Requirement
Skip any picture you find and retype all the remaining lines exactly.

Start of Listed records

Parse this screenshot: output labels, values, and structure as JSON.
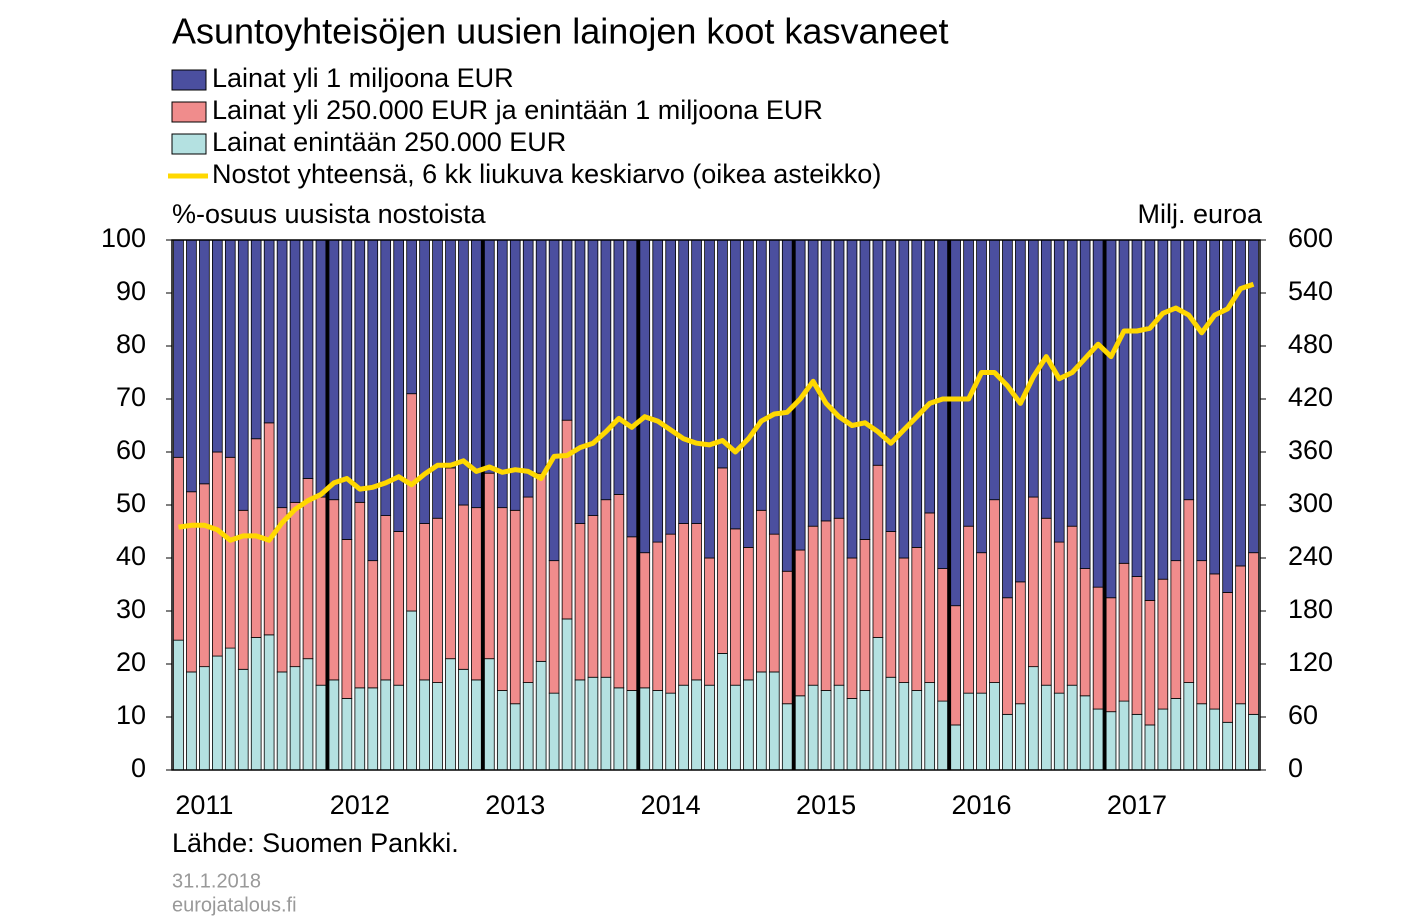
{
  "chart_data": {
    "type": "stacked_bar_line",
    "title": "Asuntoyhteisöjen uusien lainojen koot kasvaneet",
    "y_label": "%-osuus uusista nostoista",
    "y2_label": "Milj. euroa",
    "source": "Lähde: Suomen Pankki.",
    "date": "31.1.2018",
    "site": "eurojatalous.fi",
    "categories": [
      null,
      null,
      "2011",
      null,
      null,
      null,
      null,
      null,
      null,
      null,
      null,
      null,
      null,
      null,
      "2012",
      null,
      null,
      null,
      null,
      null,
      null,
      null,
      null,
      null,
      null,
      null,
      "2013",
      null,
      null,
      null,
      null,
      null,
      null,
      null,
      null,
      null,
      null,
      null,
      "2014",
      null,
      null,
      null,
      null,
      null,
      null,
      null,
      null,
      null,
      null,
      null,
      "2015",
      null,
      null,
      null,
      null,
      null,
      null,
      null,
      null,
      null,
      null,
      null,
      "2016",
      null,
      null,
      null,
      null,
      null,
      null,
      null,
      null,
      null,
      null,
      null,
      "2017",
      null,
      null,
      null,
      null,
      null,
      null,
      null,
      null,
      null
    ],
    "series": [
      {
        "name": "Lainat yli 1 miljoona EUR",
        "color": "#4b4f9f",
        "values": [
          41,
          47.5,
          46,
          40,
          41,
          51,
          37.5,
          34.5,
          50.5,
          49.5,
          45,
          48.5,
          49,
          56.5,
          49.5,
          60.5,
          52,
          55,
          29,
          53.5,
          52.5,
          43,
          50,
          50.5,
          44,
          50.5,
          51,
          48.5,
          44,
          60.5,
          34,
          53.5,
          52,
          49,
          48,
          56,
          59,
          57,
          55.5,
          53.5,
          53.5,
          60,
          43,
          54.5,
          58,
          51,
          55.5,
          62.5,
          58.5,
          54,
          53,
          52.5,
          60,
          56.5,
          42.5,
          55,
          60,
          58,
          51.5,
          62,
          69,
          54,
          59,
          49,
          67.5,
          64.5,
          48.5,
          52.5,
          57,
          54,
          62,
          65.5,
          67.5,
          61,
          63.5,
          68,
          64,
          60.5,
          49,
          60.5,
          63,
          66.5,
          61.5,
          59
        ]
      },
      {
        "name": "Lainat yli 250.000 EUR ja enintään 1 miljoona EUR",
        "color": "#f08c8c",
        "values": [
          34.5,
          34,
          34.5,
          38.5,
          36,
          30,
          37.5,
          40,
          31,
          31,
          34,
          35.5,
          34,
          30,
          35,
          24,
          31,
          29,
          41,
          29.5,
          31,
          36,
          31,
          32.5,
          35,
          34.5,
          36.5,
          35,
          35.5,
          25,
          37.5,
          29.5,
          30.5,
          33.5,
          36.5,
          29,
          25.5,
          28,
          30,
          30.5,
          29.5,
          24,
          35,
          29.5,
          25,
          30.5,
          26,
          25,
          27.5,
          30,
          32,
          31.5,
          26.5,
          28.5,
          32.5,
          27.5,
          23.5,
          27,
          32,
          25,
          22.5,
          31.5,
          26.5,
          34.5,
          22,
          23,
          32,
          31.5,
          28.5,
          30,
          24,
          23,
          21.5,
          26,
          26,
          23.5,
          24.5,
          26,
          34.5,
          27,
          25.5,
          24.5,
          26,
          30.5
        ]
      },
      {
        "name": "Lainat enintään 250.000 EUR",
        "color": "#b4e1e1",
        "values": [
          24.5,
          18.5,
          19.5,
          21.5,
          23,
          19,
          25,
          25.5,
          18.5,
          19.5,
          21,
          16,
          17,
          13.5,
          15.5,
          15.5,
          17,
          16,
          30,
          17,
          16.5,
          21,
          19,
          17,
          21,
          15,
          12.5,
          16.5,
          20.5,
          14.5,
          28.5,
          17,
          17.5,
          17.5,
          15.5,
          15,
          15.5,
          15,
          14.5,
          16,
          17,
          16,
          22,
          16,
          17,
          18.5,
          18.5,
          12.5,
          14,
          16,
          15,
          16,
          13.5,
          15,
          25,
          17.5,
          16.5,
          15,
          16.5,
          13,
          8.5,
          14.5,
          14.5,
          16.5,
          10.5,
          12.5,
          19.5,
          16,
          14.5,
          16,
          14,
          11.5,
          11,
          13,
          10.5,
          8.5,
          11.5,
          13.5,
          16.5,
          12.5,
          11.5,
          9,
          12.5,
          10.5
        ]
      },
      {
        "name": "Nostot yhteensä, 6 kk liukuva keskiarvo (oikea asteikko)",
        "color": "#ffd800",
        "axis": "y2",
        "values": [
          275,
          277,
          277,
          272,
          260,
          265,
          265,
          260,
          280,
          295,
          305,
          312,
          325,
          330,
          318,
          320,
          325,
          332,
          323,
          335,
          345,
          345,
          350,
          338,
          343,
          337,
          340,
          338,
          330,
          355,
          356,
          365,
          370,
          383,
          398,
          388,
          400,
          395,
          385,
          375,
          370,
          368,
          373,
          360,
          375,
          395,
          403,
          405,
          420,
          440,
          415,
          400,
          390,
          393,
          383,
          370,
          385,
          400,
          415,
          420,
          420,
          420,
          450,
          450,
          435,
          415,
          445,
          468,
          443,
          450,
          466,
          482,
          468,
          497,
          497,
          500,
          517,
          523,
          515,
          495,
          515,
          522,
          545,
          550
        ]
      }
    ],
    "ylim": [
      0,
      100
    ],
    "yticks": [
      0,
      10,
      20,
      30,
      40,
      50,
      60,
      70,
      80,
      90,
      100
    ],
    "y2lim": [
      0,
      600
    ],
    "y2ticks": [
      0,
      60,
      120,
      180,
      240,
      300,
      360,
      420,
      480,
      540,
      600
    ]
  }
}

End of Listed records

Result of this task
Parse this screenshot: output labels, values, and structure as JSON.
{
  "chart_data": {
    "type": "stacked_bar_line",
    "title": "Asuntoyhteisöjen uusien lainojen koot kasvaneet",
    "y_label": "%-osuus uusista nostoista",
    "y2_label": "Milj. euroa",
    "source": "Lähde: Suomen Pankki.",
    "date": "31.1.2018",
    "site": "eurojatalous.fi",
    "categories": [
      null,
      null,
      "2011",
      null,
      null,
      null,
      null,
      null,
      null,
      null,
      null,
      null,
      null,
      null,
      "2012",
      null,
      null,
      null,
      null,
      null,
      null,
      null,
      null,
      null,
      null,
      null,
      "2013",
      null,
      null,
      null,
      null,
      null,
      null,
      null,
      null,
      null,
      null,
      null,
      "2014",
      null,
      null,
      null,
      null,
      null,
      null,
      null,
      null,
      null,
      null,
      null,
      "2015",
      null,
      null,
      null,
      null,
      null,
      null,
      null,
      null,
      null,
      null,
      null,
      "2016",
      null,
      null,
      null,
      null,
      null,
      null,
      null,
      null,
      null,
      null,
      null,
      "2017",
      null,
      null,
      null,
      null,
      null,
      null,
      null,
      null,
      null
    ],
    "series": [
      {
        "name": "Lainat yli 1 miljoona EUR",
        "color": "#4b4f9f",
        "values": [
          41,
          47.5,
          46,
          40,
          41,
          51,
          37.5,
          34.5,
          50.5,
          49.5,
          45,
          48.5,
          49,
          56.5,
          49.5,
          60.5,
          52,
          55,
          29,
          53.5,
          52.5,
          43,
          50,
          50.5,
          44,
          50.5,
          51,
          48.5,
          44,
          60.5,
          34,
          53.5,
          52,
          49,
          48,
          56,
          59,
          57,
          55.5,
          53.5,
          53.5,
          60,
          43,
          54.5,
          58,
          51,
          55.5,
          62.5,
          58.5,
          54,
          53,
          52.5,
          60,
          56.5,
          42.5,
          55,
          60,
          58,
          51.5,
          62,
          69,
          54,
          59,
          49,
          67.5,
          64.5,
          48.5,
          52.5,
          57,
          54,
          62,
          65.5,
          67.5,
          61,
          63.5,
          68,
          64,
          60.5,
          49,
          60.5,
          63,
          66.5,
          61.5,
          59
        ]
      },
      {
        "name": "Lainat yli 250.000 EUR ja enintään 1 miljoona EUR",
        "color": "#f08c8c",
        "values": [
          34.5,
          34,
          34.5,
          38.5,
          36,
          30,
          37.5,
          40,
          31,
          31,
          34,
          35.5,
          34,
          30,
          35,
          24,
          31,
          29,
          41,
          29.5,
          31,
          36,
          31,
          32.5,
          35,
          34.5,
          36.5,
          35,
          35.5,
          25,
          37.5,
          29.5,
          30.5,
          33.5,
          36.5,
          29,
          25.5,
          28,
          30,
          30.5,
          29.5,
          24,
          35,
          29.5,
          25,
          30.5,
          26,
          25,
          27.5,
          30,
          32,
          31.5,
          26.5,
          28.5,
          32.5,
          27.5,
          23.5,
          27,
          32,
          25,
          22.5,
          31.5,
          26.5,
          34.5,
          22,
          23,
          32,
          31.5,
          28.5,
          30,
          24,
          23,
          21.5,
          26,
          26,
          23.5,
          24.5,
          26,
          34.5,
          27,
          25.5,
          24.5,
          26,
          30.5
        ]
      },
      {
        "name": "Lainat enintään 250.000 EUR",
        "color": "#b4e1e1",
        "values": [
          24.5,
          18.5,
          19.5,
          21.5,
          23,
          19,
          25,
          25.5,
          18.5,
          19.5,
          21,
          16,
          17,
          13.5,
          15.5,
          15.5,
          17,
          16,
          30,
          17,
          16.5,
          21,
          19,
          17,
          21,
          15,
          12.5,
          16.5,
          20.5,
          14.5,
          28.5,
          17,
          17.5,
          17.5,
          15.5,
          15,
          15.5,
          15,
          14.5,
          16,
          17,
          16,
          22,
          16,
          17,
          18.5,
          18.5,
          12.5,
          14,
          16,
          15,
          16,
          13.5,
          15,
          25,
          17.5,
          16.5,
          15,
          16.5,
          13,
          8.5,
          14.5,
          14.5,
          16.5,
          10.5,
          12.5,
          19.5,
          16,
          14.5,
          16,
          14,
          11.5,
          11,
          13,
          10.5,
          8.5,
          11.5,
          13.5,
          16.5,
          12.5,
          11.5,
          9,
          12.5,
          10.5
        ]
      },
      {
        "name": "Nostot yhteensä, 6 kk liukuva keskiarvo (oikea asteikko)",
        "color": "#ffd800",
        "axis": "y2",
        "values": [
          275,
          277,
          277,
          272,
          260,
          265,
          265,
          260,
          280,
          295,
          305,
          312,
          325,
          330,
          318,
          320,
          325,
          332,
          323,
          335,
          345,
          345,
          350,
          338,
          343,
          337,
          340,
          338,
          330,
          355,
          356,
          365,
          370,
          383,
          398,
          388,
          400,
          395,
          385,
          375,
          370,
          368,
          373,
          360,
          375,
          395,
          403,
          405,
          420,
          440,
          415,
          400,
          390,
          393,
          383,
          370,
          385,
          400,
          415,
          420,
          420,
          420,
          450,
          450,
          435,
          415,
          445,
          468,
          443,
          450,
          466,
          482,
          468,
          497,
          497,
          500,
          517,
          523,
          515,
          495,
          515,
          522,
          545,
          550
        ]
      }
    ],
    "ylim": [
      0,
      100
    ],
    "yticks": [
      0,
      10,
      20,
      30,
      40,
      50,
      60,
      70,
      80,
      90,
      100
    ],
    "y2lim": [
      0,
      600
    ],
    "y2ticks": [
      0,
      60,
      120,
      180,
      240,
      300,
      360,
      420,
      480,
      540,
      600
    ]
  }
}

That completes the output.